## Task data
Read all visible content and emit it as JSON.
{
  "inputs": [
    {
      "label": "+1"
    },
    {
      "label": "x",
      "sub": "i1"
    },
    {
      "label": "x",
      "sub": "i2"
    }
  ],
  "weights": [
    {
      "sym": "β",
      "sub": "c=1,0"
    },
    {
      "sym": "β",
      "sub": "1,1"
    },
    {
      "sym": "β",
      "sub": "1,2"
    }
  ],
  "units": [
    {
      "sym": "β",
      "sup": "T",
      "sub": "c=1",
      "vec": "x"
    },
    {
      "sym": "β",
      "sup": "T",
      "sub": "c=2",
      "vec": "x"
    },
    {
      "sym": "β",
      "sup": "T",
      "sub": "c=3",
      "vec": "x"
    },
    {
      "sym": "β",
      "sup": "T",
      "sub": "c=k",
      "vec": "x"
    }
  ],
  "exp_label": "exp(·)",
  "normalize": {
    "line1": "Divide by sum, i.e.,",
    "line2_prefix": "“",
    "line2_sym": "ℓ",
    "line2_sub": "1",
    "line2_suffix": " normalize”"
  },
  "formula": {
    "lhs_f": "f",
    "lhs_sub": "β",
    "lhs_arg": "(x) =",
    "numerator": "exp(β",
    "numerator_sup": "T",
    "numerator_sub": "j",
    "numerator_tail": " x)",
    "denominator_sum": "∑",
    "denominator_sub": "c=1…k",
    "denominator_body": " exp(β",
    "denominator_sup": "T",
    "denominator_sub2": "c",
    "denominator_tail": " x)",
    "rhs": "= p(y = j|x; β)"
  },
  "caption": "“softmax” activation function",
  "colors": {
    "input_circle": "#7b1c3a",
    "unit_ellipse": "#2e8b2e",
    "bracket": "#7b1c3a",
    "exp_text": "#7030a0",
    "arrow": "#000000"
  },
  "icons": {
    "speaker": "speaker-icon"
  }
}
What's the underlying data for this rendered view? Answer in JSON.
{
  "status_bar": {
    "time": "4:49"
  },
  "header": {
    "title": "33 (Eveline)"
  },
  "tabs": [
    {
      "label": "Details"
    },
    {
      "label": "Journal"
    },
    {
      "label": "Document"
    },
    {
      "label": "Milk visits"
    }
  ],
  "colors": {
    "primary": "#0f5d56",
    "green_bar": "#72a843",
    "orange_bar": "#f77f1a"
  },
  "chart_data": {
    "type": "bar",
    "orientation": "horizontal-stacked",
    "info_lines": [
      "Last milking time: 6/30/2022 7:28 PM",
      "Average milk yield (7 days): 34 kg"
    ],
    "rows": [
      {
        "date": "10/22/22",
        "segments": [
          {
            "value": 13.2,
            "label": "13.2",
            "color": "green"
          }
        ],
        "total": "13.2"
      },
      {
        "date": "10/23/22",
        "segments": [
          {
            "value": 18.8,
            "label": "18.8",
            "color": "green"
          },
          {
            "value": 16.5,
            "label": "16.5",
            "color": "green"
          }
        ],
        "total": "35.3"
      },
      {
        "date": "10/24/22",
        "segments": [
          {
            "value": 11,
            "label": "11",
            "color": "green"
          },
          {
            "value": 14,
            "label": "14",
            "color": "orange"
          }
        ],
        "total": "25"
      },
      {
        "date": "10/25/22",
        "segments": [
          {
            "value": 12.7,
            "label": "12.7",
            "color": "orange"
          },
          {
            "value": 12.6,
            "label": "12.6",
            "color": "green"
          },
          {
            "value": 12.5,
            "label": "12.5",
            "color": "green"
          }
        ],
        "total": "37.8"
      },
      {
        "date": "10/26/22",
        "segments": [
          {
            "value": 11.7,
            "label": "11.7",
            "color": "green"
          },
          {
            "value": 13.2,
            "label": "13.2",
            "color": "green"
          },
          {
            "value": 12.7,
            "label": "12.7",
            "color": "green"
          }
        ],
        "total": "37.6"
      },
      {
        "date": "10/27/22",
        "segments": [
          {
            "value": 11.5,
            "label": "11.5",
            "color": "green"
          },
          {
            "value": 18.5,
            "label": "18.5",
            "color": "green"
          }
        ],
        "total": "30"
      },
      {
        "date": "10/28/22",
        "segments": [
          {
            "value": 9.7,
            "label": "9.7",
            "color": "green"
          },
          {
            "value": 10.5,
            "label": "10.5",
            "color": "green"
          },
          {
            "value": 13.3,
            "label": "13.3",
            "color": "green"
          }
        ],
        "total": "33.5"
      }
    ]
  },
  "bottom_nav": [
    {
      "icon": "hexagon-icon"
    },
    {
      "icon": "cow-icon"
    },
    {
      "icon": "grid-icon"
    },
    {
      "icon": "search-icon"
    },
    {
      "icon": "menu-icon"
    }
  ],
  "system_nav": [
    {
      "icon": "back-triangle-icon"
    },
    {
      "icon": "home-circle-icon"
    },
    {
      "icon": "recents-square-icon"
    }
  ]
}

## Exercise instructions
Report the number of lines that include the string "JSON"; return nothing but the count.

## Task solution
2